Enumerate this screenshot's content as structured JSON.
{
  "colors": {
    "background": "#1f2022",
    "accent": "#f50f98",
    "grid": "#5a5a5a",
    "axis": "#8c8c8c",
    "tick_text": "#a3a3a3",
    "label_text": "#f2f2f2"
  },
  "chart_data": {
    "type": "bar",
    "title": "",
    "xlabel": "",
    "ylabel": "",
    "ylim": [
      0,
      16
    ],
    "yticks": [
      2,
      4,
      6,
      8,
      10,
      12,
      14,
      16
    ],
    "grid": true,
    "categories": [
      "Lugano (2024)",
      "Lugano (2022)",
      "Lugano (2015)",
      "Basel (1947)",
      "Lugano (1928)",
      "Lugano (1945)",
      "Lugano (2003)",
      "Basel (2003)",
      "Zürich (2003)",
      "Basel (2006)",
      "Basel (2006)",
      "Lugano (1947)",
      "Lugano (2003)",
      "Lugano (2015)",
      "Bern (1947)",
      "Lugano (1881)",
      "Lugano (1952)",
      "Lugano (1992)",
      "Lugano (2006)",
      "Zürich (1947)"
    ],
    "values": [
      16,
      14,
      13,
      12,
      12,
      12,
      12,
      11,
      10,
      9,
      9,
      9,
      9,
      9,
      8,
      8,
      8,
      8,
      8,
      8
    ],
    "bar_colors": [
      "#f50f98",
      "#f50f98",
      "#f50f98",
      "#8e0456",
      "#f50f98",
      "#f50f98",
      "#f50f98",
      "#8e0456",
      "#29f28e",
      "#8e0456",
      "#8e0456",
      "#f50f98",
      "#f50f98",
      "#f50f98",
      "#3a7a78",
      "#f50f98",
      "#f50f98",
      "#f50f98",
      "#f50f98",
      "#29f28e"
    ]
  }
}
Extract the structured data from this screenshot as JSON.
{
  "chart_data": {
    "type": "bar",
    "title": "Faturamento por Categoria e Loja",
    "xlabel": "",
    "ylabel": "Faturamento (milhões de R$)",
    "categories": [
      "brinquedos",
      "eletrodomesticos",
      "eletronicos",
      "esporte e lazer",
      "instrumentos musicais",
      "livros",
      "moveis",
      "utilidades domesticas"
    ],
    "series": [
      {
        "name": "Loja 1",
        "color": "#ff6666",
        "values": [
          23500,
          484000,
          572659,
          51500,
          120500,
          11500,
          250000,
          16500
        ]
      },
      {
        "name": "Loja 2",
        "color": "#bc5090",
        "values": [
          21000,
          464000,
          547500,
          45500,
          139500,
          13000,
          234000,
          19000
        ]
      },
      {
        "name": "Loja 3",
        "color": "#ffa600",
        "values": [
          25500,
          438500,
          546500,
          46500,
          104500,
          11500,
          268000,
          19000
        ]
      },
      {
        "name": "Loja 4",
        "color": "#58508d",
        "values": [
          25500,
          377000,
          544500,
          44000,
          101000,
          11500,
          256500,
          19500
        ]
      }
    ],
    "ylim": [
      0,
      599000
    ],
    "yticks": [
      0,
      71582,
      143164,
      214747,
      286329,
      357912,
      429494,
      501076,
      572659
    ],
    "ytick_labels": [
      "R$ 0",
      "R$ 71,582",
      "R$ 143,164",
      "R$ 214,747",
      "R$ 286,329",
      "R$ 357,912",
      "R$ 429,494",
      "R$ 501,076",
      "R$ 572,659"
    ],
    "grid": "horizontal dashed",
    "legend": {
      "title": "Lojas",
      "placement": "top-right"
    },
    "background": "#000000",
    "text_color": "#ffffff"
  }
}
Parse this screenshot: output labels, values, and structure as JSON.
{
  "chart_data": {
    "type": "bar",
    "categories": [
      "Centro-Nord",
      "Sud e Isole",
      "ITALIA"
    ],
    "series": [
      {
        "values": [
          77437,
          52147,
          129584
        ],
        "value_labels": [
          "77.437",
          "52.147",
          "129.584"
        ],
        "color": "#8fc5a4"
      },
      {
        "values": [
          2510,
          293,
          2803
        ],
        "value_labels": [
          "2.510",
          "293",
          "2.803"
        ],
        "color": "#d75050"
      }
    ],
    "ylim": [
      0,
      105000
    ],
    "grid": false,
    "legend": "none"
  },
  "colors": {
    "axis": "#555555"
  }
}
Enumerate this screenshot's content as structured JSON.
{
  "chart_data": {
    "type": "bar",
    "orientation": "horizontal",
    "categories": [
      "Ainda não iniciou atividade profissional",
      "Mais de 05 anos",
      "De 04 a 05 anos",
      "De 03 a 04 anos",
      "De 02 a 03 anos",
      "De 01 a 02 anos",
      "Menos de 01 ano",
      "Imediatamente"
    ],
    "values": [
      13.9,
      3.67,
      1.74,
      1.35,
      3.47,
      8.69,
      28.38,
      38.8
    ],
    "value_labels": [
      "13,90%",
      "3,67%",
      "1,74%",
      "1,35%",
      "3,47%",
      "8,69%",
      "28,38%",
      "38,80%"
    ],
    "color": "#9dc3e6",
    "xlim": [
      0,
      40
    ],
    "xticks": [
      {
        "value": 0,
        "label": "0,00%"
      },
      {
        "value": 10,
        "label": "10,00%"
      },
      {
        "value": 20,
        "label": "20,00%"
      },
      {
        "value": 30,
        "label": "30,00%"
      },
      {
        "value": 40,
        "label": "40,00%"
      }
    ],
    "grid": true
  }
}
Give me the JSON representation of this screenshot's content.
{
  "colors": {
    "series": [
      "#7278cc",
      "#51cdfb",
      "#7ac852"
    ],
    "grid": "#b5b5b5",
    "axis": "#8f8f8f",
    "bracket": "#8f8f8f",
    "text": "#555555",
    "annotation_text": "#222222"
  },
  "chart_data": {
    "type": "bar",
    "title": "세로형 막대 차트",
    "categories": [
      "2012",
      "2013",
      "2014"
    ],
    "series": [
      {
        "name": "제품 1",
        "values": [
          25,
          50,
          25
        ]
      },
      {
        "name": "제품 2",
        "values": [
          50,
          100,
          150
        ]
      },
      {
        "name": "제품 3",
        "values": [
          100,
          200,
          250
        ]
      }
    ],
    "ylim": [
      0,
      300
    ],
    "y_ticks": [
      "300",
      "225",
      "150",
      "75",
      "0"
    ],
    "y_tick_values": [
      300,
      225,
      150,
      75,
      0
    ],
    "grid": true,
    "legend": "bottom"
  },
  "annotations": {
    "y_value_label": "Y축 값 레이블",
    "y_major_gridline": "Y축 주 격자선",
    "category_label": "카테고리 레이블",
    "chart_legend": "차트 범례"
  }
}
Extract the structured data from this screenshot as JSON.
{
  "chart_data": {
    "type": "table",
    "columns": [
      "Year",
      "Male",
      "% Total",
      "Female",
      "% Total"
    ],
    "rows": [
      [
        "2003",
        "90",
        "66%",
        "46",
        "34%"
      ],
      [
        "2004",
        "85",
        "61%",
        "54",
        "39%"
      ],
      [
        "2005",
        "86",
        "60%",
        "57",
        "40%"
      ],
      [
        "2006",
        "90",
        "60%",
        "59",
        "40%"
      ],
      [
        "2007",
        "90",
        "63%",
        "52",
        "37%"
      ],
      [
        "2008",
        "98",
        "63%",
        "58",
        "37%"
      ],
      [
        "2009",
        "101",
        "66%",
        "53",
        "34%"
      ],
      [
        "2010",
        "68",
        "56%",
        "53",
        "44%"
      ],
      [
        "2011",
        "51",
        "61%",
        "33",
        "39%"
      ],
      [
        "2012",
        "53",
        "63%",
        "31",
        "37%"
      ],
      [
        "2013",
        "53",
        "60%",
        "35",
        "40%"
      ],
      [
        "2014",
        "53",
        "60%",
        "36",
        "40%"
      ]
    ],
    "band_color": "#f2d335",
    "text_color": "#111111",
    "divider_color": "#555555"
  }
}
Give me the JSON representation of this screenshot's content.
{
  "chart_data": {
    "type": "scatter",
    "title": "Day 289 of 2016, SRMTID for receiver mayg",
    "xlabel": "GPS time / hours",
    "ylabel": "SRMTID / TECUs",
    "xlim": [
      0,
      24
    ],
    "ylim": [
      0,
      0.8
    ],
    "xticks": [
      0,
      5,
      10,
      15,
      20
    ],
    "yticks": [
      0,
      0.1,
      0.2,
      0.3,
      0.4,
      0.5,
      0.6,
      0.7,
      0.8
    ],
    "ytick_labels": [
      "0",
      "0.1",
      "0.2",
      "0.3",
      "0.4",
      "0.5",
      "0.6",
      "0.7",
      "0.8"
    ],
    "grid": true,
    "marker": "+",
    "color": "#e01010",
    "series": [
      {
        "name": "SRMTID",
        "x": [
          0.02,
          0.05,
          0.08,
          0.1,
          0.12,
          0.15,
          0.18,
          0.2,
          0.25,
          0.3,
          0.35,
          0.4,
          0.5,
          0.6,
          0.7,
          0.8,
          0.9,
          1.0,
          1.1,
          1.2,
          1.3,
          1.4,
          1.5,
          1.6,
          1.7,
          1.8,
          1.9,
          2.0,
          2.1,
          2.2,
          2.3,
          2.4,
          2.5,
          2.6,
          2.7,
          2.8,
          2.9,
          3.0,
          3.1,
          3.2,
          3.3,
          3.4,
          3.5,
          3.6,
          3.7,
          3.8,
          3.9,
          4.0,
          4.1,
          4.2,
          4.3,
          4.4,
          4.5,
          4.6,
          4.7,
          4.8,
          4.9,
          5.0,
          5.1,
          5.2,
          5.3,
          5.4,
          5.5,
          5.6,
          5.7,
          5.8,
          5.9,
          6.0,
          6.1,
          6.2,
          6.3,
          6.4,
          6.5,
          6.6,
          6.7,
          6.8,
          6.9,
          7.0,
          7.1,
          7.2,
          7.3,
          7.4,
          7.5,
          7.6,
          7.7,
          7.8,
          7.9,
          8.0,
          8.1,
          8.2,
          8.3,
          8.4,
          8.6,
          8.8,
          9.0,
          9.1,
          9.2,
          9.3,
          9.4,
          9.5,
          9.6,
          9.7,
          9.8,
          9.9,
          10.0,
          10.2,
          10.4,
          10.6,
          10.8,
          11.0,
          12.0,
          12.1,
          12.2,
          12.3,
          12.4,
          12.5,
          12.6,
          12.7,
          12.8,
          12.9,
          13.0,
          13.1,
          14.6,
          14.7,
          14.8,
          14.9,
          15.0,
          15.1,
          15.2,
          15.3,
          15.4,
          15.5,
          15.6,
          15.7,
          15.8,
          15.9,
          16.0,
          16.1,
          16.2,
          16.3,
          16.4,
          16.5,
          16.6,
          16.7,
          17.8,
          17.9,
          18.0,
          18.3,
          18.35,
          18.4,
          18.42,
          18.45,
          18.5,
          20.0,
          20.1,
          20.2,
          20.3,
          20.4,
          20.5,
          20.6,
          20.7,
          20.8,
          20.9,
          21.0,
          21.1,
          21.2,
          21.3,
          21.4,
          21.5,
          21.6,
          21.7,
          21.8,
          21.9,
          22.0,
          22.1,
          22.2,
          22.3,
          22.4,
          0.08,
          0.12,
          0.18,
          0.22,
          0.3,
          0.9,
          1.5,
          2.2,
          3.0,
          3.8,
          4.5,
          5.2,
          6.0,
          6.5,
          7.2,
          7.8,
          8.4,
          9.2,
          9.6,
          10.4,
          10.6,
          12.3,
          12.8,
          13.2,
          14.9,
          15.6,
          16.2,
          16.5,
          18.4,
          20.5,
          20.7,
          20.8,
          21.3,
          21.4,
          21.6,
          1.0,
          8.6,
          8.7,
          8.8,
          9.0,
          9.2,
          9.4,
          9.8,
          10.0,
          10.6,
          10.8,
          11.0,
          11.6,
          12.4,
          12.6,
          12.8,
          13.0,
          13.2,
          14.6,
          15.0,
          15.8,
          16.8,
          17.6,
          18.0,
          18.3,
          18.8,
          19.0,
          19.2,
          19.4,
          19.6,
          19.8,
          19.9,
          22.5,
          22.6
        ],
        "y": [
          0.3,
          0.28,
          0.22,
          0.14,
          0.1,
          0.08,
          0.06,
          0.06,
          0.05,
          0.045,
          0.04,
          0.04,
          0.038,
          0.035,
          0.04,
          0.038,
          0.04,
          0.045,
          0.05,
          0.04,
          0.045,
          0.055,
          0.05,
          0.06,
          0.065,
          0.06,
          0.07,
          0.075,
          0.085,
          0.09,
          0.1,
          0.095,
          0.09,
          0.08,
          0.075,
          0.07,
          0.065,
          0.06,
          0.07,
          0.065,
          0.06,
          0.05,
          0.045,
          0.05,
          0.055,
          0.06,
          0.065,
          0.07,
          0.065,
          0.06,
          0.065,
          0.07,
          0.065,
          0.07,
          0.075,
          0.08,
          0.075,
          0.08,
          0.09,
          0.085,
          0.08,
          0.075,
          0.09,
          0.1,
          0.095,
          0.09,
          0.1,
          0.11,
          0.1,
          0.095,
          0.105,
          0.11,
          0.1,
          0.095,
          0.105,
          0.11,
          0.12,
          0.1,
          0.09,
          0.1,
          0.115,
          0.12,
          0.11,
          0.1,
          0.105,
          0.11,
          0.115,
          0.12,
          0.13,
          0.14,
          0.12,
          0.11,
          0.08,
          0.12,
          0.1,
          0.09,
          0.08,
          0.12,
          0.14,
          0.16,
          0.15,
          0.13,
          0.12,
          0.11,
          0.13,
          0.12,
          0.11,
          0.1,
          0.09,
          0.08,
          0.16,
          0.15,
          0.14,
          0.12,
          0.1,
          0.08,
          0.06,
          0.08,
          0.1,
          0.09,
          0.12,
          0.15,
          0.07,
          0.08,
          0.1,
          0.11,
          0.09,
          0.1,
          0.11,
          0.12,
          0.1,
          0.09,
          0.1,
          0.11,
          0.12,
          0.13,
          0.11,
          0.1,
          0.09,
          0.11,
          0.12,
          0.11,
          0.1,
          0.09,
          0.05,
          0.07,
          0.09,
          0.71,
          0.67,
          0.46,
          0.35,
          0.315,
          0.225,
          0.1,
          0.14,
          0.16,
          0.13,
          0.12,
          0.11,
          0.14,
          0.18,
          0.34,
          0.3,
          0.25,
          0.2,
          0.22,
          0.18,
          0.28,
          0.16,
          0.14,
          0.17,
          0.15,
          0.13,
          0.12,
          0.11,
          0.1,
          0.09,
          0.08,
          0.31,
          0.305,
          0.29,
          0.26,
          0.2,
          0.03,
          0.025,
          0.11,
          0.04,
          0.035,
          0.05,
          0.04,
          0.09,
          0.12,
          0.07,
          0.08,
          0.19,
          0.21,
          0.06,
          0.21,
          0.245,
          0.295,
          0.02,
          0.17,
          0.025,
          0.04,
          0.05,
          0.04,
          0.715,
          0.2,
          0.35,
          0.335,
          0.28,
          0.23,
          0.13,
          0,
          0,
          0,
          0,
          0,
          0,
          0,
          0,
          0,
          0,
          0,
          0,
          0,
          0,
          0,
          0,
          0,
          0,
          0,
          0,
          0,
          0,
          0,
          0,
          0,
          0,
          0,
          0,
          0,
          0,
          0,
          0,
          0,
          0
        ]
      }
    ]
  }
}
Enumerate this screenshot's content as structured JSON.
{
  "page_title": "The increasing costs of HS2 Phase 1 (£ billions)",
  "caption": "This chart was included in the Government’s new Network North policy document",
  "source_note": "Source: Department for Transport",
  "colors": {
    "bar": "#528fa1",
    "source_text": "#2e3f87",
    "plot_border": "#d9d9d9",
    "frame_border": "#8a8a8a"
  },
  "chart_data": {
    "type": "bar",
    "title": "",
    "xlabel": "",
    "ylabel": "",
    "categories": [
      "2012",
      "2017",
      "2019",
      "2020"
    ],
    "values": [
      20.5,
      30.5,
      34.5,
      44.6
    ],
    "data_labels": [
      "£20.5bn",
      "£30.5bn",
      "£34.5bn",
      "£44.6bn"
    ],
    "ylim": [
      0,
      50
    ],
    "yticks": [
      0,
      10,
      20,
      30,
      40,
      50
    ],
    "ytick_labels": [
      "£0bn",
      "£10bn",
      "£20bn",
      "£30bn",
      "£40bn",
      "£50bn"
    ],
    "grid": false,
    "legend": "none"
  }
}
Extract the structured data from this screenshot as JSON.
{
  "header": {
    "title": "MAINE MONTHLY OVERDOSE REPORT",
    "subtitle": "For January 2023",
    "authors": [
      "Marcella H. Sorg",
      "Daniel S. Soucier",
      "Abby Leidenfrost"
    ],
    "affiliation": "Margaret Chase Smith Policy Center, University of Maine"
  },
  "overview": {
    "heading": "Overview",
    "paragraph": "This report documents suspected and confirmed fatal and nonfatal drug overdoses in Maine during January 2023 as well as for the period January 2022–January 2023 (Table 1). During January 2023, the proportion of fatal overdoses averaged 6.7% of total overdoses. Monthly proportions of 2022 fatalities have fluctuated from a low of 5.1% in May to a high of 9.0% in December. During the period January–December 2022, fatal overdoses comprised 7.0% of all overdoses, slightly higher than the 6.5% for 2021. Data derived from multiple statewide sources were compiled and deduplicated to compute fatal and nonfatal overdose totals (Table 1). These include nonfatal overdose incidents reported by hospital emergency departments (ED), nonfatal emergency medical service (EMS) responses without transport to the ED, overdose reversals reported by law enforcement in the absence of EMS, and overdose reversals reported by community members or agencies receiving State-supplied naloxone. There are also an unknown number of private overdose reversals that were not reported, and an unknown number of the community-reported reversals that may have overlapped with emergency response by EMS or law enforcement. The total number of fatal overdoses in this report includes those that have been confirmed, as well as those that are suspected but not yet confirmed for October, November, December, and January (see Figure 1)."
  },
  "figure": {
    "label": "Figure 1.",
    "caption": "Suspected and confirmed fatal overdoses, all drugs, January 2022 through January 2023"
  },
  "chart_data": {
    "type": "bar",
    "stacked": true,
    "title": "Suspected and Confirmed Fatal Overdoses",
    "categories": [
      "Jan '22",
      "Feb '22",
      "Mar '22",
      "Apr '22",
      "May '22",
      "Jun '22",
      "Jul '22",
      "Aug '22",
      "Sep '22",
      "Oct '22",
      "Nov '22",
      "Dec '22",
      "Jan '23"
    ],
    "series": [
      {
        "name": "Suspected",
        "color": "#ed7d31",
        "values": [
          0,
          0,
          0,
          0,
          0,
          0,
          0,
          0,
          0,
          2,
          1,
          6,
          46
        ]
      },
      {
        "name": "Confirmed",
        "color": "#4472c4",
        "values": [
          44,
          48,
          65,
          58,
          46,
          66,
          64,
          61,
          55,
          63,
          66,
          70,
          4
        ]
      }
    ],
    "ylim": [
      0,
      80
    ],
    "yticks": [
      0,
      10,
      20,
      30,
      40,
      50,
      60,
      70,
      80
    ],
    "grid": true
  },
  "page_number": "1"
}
::::::
Task: Of the lines in the data, how many hold the string "SRMTID"? State the number, nothing else.

Result: 3